WHAT THIS TASK INVOLVES ->
Repeat the material verbatim. Images are excluded from the copy.

Records from a dataset ->
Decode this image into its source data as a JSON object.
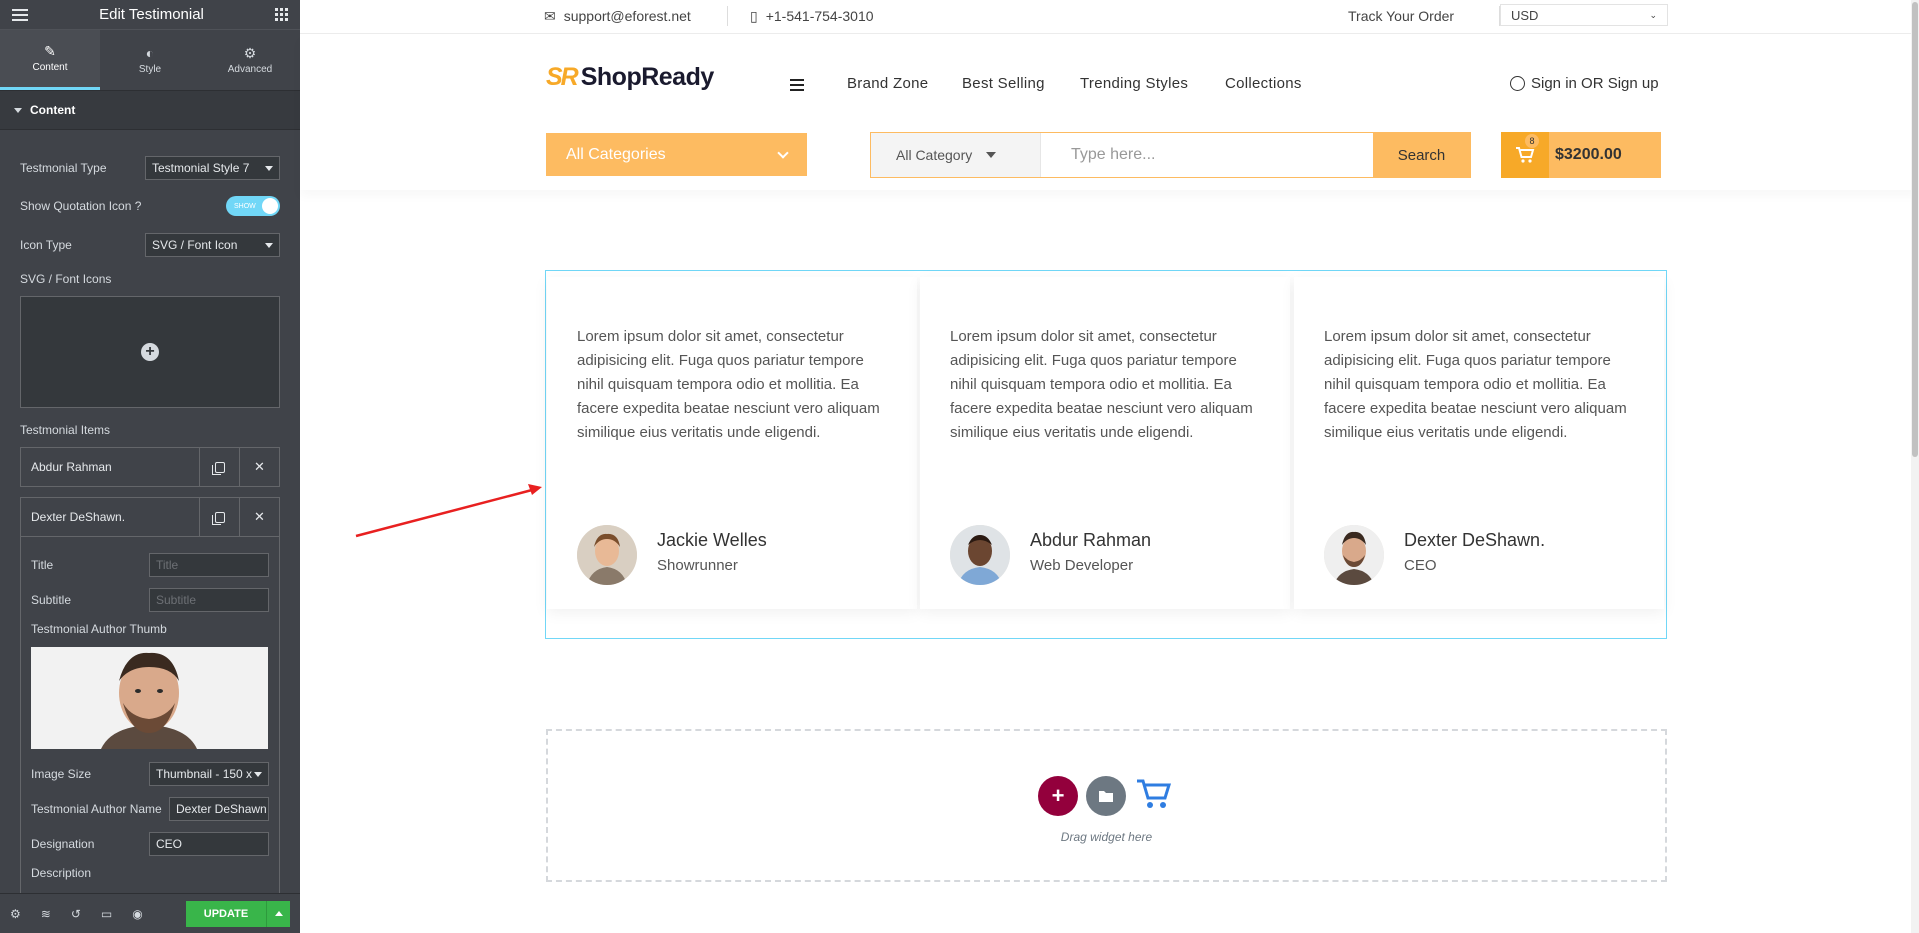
{
  "panel": {
    "title": "Edit Testimonial",
    "tabs": [
      {
        "label": "Content",
        "icon": "pencil-icon"
      },
      {
        "label": "Style",
        "icon": "contrast-icon"
      },
      {
        "label": "Advanced",
        "icon": "gear-icon"
      }
    ],
    "section_title": "Content",
    "controls": {
      "testimonial_type_label": "Testmonial Type",
      "testimonial_type_value": "Testmonial Style 7",
      "show_quote_label": "Show Quotation Icon ?",
      "show_quote_toggle": "SHOW",
      "icon_type_label": "Icon Type",
      "icon_type_value": "SVG / Font Icon",
      "svg_icons_label": "SVG / Font Icons",
      "items_label": "Testmonial Items"
    },
    "items": [
      {
        "name": "Abdur Rahman"
      },
      {
        "name": "Dexter DeShawn."
      }
    ],
    "item_fields": {
      "title_label": "Title",
      "title_placeholder": "Title",
      "subtitle_label": "Subtitle",
      "subtitle_placeholder": "Subtitle",
      "thumb_label": "Testmonial Author Thumb",
      "image_size_label": "Image Size",
      "image_size_value": "Thumbnail - 150 x",
      "author_name_label": "Testmonial Author Name",
      "author_name_value": "Dexter DeShawn",
      "designation_label": "Designation",
      "designation_value": "CEO",
      "description_label": "Description"
    },
    "footer": {
      "update_label": "UPDATE"
    }
  },
  "topbar": {
    "email": "support@eforest.net",
    "phone": "+1-541-754-3010",
    "track_order": "Track Your Order",
    "currency": "USD"
  },
  "header": {
    "logo_mark": "SR",
    "logo_text": "ShopReady",
    "nav": [
      "Brand Zone",
      "Best Selling",
      "Trending Styles",
      "Collections"
    ],
    "signin": "Sign in OR Sign up",
    "categories_button": "All Categories",
    "search_category": "All Category",
    "search_placeholder": "Type here...",
    "search_button": "Search",
    "cart_count": "8",
    "cart_total": "$3200.00"
  },
  "testimonials": [
    {
      "text": "Lorem ipsum dolor sit amet, consectetur adipisicing elit. Fuga quos pariatur tempore nihil quisquam tempora odio et mollitia. Ea facere expedita beatae nesciunt vero aliquam similique eius veritatis unde eligendi.",
      "name": "Jackie Welles",
      "role": "Showrunner"
    },
    {
      "text": "Lorem ipsum dolor sit amet, consectetur adipisicing elit. Fuga quos pariatur tempore nihil quisquam tempora odio et mollitia. Ea facere expedita beatae nesciunt vero aliquam similique eius veritatis unde eligendi.",
      "name": "Abdur Rahman",
      "role": "Web Developer"
    },
    {
      "text": "Lorem ipsum dolor sit amet, consectetur adipisicing elit. Fuga quos pariatur tempore nihil quisquam tempora odio et mollitia. Ea facere expedita beatae nesciunt vero aliquam similique eius veritatis unde eligendi.",
      "name": "Dexter DeShawn.",
      "role": "CEO"
    }
  ],
  "dropzone": {
    "text": "Drag widget here"
  },
  "colors": {
    "accent": "#fdbb61",
    "editor_accent": "#71d7f7",
    "update_green": "#39b54a",
    "add_section": "#93003c"
  }
}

COMPLETE ANSWER ->
Decode this image into its source data as a JSON object.
{
  "panel": {
    "title": "Edit Testimonial",
    "tabs": [
      {
        "label": "Content",
        "icon": "pencil-icon"
      },
      {
        "label": "Style",
        "icon": "contrast-icon"
      },
      {
        "label": "Advanced",
        "icon": "gear-icon"
      }
    ],
    "section_title": "Content",
    "controls": {
      "testimonial_type_label": "Testmonial Type",
      "testimonial_type_value": "Testmonial Style 7",
      "show_quote_label": "Show Quotation Icon ?",
      "show_quote_toggle": "SHOW",
      "icon_type_label": "Icon Type",
      "icon_type_value": "SVG / Font Icon",
      "svg_icons_label": "SVG / Font Icons",
      "items_label": "Testmonial Items"
    },
    "items": [
      {
        "name": "Abdur Rahman"
      },
      {
        "name": "Dexter DeShawn."
      }
    ],
    "item_fields": {
      "title_label": "Title",
      "title_placeholder": "Title",
      "subtitle_label": "Subtitle",
      "subtitle_placeholder": "Subtitle",
      "thumb_label": "Testmonial Author Thumb",
      "image_size_label": "Image Size",
      "image_size_value": "Thumbnail - 150 x",
      "author_name_label": "Testmonial Author Name",
      "author_name_value": "Dexter DeShawn",
      "designation_label": "Designation",
      "designation_value": "CEO",
      "description_label": "Description"
    },
    "footer": {
      "update_label": "UPDATE"
    }
  },
  "topbar": {
    "email": "support@eforest.net",
    "phone": "+1-541-754-3010",
    "track_order": "Track Your Order",
    "currency": "USD"
  },
  "header": {
    "logo_mark": "SR",
    "logo_text": "ShopReady",
    "nav": [
      "Brand Zone",
      "Best Selling",
      "Trending Styles",
      "Collections"
    ],
    "signin": "Sign in OR Sign up",
    "categories_button": "All Categories",
    "search_category": "All Category",
    "search_placeholder": "Type here...",
    "search_button": "Search",
    "cart_count": "8",
    "cart_total": "$3200.00"
  },
  "testimonials": [
    {
      "text": "Lorem ipsum dolor sit amet, consectetur adipisicing elit. Fuga quos pariatur tempore nihil quisquam tempora odio et mollitia. Ea facere expedita beatae nesciunt vero aliquam similique eius veritatis unde eligendi.",
      "name": "Jackie Welles",
      "role": "Showrunner"
    },
    {
      "text": "Lorem ipsum dolor sit amet, consectetur adipisicing elit. Fuga quos pariatur tempore nihil quisquam tempora odio et mollitia. Ea facere expedita beatae nesciunt vero aliquam similique eius veritatis unde eligendi.",
      "name": "Abdur Rahman",
      "role": "Web Developer"
    },
    {
      "text": "Lorem ipsum dolor sit amet, consectetur adipisicing elit. Fuga quos pariatur tempore nihil quisquam tempora odio et mollitia. Ea facere expedita beatae nesciunt vero aliquam similique eius veritatis unde eligendi.",
      "name": "Dexter DeShawn.",
      "role": "CEO"
    }
  ],
  "dropzone": {
    "text": "Drag widget here"
  },
  "colors": {
    "accent": "#fdbb61",
    "editor_accent": "#71d7f7",
    "update_green": "#39b54a",
    "add_section": "#93003c"
  }
}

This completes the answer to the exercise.